#### Data records ####

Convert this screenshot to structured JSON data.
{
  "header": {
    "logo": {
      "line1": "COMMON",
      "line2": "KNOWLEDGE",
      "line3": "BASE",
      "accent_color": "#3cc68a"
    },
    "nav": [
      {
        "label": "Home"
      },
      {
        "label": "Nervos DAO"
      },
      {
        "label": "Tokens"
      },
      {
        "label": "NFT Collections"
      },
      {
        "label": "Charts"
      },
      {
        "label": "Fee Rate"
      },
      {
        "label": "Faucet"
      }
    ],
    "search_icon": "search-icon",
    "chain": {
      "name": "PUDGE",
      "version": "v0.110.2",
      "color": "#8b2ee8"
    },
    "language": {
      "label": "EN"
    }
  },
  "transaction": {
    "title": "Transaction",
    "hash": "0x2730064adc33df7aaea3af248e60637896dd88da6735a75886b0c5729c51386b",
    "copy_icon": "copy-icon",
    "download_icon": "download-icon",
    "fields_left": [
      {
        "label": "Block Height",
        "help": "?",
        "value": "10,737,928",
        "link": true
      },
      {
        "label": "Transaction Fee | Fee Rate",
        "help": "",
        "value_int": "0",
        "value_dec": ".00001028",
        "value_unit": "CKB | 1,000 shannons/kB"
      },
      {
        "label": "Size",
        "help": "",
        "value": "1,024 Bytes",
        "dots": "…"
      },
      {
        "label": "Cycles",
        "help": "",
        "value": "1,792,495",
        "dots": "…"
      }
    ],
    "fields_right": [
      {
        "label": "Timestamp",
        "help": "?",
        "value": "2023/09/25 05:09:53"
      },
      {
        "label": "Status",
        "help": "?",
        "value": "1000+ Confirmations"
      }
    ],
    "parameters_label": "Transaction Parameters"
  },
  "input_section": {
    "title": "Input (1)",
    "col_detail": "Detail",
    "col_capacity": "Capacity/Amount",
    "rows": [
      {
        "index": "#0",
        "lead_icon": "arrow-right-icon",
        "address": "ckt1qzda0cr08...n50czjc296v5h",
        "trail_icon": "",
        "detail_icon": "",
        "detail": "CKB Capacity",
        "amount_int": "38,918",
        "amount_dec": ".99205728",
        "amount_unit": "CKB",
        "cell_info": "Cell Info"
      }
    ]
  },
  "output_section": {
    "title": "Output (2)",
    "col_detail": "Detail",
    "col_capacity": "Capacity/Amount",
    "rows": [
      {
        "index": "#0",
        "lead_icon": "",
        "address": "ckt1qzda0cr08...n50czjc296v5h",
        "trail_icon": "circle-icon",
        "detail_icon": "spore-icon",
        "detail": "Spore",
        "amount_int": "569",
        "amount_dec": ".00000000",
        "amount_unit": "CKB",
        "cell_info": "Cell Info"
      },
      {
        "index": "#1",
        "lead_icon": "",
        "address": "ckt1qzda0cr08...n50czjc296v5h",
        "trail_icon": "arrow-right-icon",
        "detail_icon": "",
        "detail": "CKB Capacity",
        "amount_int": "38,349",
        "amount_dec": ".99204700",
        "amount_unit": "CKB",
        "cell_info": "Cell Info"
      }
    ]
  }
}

####

Your goal: Pull out every line containing "title".

Right answer:
    "title": "Transaction",
    "title": "Input (1)",
    "title": "Output (2)",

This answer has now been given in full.